-------- Dataset rows

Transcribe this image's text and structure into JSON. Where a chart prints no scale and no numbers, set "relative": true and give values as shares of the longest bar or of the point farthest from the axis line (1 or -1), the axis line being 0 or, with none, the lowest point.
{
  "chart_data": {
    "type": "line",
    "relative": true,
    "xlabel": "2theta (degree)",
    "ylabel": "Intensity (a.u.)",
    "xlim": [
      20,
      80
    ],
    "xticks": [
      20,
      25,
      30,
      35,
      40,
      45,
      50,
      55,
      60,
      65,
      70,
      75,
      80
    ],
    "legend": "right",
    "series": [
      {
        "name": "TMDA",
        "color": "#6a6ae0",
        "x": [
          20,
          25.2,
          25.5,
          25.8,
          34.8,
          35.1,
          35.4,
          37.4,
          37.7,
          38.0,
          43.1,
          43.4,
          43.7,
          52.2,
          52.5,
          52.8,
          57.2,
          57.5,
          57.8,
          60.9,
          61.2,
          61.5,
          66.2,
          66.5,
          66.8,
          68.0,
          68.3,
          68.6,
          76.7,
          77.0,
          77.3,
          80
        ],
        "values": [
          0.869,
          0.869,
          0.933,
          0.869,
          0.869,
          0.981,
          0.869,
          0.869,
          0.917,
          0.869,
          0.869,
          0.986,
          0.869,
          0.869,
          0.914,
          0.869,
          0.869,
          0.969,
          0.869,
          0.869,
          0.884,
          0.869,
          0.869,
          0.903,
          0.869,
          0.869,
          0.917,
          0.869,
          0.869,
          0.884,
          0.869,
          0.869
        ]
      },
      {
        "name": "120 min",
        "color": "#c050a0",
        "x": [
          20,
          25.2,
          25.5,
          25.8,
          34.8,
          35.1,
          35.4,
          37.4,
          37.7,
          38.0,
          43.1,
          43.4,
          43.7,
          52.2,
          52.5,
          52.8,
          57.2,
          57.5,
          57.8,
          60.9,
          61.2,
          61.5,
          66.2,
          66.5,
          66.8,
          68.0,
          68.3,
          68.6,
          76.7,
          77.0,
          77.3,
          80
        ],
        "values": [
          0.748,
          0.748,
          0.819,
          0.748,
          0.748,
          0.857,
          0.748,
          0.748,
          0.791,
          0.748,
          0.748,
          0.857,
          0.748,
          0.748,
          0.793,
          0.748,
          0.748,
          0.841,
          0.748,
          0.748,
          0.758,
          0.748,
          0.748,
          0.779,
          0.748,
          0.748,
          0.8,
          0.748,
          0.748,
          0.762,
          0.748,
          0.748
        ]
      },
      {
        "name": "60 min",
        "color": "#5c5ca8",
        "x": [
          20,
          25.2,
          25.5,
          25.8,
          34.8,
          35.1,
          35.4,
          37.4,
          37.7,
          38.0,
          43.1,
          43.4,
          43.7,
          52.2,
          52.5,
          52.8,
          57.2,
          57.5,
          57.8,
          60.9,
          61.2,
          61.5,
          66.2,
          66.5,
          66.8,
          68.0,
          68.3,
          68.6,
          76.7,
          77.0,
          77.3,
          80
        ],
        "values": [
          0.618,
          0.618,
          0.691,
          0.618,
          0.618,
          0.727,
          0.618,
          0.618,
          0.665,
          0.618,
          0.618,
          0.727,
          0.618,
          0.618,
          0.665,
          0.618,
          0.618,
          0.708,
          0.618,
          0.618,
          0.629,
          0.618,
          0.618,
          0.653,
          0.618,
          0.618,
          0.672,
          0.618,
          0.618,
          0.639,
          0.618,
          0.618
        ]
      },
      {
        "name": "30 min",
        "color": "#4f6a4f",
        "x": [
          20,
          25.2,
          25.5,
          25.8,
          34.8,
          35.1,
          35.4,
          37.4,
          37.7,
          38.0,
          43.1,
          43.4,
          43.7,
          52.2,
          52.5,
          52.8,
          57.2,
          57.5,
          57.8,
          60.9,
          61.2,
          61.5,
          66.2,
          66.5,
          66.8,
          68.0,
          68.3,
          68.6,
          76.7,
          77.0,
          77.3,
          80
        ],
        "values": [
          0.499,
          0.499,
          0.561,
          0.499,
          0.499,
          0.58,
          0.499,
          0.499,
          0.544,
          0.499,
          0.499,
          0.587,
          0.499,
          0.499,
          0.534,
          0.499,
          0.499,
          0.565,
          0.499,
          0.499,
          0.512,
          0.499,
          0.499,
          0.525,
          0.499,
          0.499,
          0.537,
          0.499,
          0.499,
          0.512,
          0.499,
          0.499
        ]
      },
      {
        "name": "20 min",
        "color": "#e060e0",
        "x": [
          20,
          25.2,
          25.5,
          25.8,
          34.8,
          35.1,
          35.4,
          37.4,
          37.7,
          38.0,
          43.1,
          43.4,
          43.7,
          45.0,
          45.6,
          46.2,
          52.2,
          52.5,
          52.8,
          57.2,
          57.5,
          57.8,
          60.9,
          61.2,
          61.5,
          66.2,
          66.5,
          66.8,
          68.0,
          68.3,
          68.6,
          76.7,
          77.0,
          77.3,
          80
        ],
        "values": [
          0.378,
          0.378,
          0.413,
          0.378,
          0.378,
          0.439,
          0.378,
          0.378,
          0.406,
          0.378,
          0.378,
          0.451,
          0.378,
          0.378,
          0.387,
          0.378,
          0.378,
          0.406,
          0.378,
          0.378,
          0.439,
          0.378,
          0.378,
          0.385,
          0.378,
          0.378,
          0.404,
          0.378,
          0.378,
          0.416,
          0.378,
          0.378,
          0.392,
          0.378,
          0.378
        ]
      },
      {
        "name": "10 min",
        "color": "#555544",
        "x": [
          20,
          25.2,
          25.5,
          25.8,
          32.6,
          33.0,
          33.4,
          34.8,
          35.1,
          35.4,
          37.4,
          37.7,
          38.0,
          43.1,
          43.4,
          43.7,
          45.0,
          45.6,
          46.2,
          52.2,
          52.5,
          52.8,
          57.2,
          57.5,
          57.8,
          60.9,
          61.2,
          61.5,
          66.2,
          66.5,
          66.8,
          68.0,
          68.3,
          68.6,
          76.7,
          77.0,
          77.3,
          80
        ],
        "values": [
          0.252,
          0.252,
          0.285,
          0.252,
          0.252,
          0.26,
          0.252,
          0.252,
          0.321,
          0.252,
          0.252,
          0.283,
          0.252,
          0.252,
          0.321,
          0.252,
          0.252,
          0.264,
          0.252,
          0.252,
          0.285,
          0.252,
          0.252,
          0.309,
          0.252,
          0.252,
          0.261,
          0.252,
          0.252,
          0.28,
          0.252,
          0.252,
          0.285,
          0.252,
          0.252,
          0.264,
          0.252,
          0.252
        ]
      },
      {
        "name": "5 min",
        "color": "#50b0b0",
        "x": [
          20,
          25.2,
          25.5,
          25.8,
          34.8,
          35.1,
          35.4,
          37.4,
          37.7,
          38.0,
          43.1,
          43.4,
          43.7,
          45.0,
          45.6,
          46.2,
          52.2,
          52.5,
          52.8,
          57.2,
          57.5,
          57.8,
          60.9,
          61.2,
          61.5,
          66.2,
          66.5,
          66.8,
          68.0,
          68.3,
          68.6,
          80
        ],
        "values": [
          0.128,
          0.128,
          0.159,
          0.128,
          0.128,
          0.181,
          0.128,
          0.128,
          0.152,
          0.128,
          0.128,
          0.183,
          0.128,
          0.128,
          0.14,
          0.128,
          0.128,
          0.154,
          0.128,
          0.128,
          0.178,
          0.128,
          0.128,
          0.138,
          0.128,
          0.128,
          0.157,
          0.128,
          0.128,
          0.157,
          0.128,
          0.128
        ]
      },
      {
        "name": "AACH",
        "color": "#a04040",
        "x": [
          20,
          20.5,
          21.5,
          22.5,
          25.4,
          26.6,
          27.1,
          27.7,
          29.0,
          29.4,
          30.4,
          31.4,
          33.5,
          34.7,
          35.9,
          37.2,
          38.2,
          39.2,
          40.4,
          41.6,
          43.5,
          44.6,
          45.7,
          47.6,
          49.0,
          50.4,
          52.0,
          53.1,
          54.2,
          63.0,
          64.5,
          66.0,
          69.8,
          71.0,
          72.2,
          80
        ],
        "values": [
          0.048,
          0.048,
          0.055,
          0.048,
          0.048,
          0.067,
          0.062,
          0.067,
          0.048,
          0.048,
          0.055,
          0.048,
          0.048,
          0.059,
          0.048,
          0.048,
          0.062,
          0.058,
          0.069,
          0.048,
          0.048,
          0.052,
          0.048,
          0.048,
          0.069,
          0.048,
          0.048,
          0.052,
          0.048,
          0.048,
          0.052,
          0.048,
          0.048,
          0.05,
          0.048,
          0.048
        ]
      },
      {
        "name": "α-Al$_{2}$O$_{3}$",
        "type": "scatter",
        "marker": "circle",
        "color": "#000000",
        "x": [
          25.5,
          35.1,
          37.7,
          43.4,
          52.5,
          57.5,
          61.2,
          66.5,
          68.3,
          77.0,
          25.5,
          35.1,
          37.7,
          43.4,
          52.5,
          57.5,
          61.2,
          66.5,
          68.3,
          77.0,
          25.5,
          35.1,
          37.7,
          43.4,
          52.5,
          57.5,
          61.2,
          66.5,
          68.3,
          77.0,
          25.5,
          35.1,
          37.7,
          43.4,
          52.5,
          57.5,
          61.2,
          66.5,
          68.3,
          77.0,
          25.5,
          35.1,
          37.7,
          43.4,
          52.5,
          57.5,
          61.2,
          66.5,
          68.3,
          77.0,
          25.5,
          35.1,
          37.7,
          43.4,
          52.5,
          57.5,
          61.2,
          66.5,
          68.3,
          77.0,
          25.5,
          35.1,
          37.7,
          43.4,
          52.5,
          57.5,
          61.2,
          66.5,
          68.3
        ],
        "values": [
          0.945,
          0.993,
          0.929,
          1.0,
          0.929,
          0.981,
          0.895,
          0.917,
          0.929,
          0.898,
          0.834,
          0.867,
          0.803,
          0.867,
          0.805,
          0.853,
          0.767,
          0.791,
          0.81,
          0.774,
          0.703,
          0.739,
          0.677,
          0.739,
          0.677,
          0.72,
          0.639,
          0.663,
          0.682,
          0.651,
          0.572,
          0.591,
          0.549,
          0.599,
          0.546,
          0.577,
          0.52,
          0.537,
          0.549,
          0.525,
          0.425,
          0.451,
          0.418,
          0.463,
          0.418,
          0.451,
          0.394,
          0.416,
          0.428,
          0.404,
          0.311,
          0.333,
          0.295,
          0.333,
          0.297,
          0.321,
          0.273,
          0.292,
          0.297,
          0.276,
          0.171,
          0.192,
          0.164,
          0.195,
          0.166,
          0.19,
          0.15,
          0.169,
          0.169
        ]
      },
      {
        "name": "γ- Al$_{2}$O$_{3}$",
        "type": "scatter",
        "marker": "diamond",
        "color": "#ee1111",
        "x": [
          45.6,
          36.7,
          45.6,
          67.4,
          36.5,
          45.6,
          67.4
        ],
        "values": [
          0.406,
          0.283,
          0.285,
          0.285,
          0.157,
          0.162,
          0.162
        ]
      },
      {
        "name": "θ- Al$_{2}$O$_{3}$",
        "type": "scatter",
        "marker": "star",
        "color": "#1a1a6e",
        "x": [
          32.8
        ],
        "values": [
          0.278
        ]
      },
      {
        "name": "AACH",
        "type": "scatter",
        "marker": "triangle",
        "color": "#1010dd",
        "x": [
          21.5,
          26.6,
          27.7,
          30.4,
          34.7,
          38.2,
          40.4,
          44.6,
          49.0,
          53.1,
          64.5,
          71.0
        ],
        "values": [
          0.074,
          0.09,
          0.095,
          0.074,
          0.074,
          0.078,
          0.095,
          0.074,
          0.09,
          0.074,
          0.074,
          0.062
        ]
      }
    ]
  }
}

----------------

> _The request_
Where a line in the entries holds the word "color", copy that line.

> _Answer to the exercise_
        "color": "#6a6ae0",
        "color": "#c050a0",
        "color": "#5c5ca8",
        "color": "#4f6a4f",
        "color": "#e060e0",
        "color": "#555544",
        "color": "#50b0b0",
        "color": "#a04040",
        "color": "#000000",
        "color": "#ee1111",
        "color": "#1a1a6e",
        "color": "#1010dd",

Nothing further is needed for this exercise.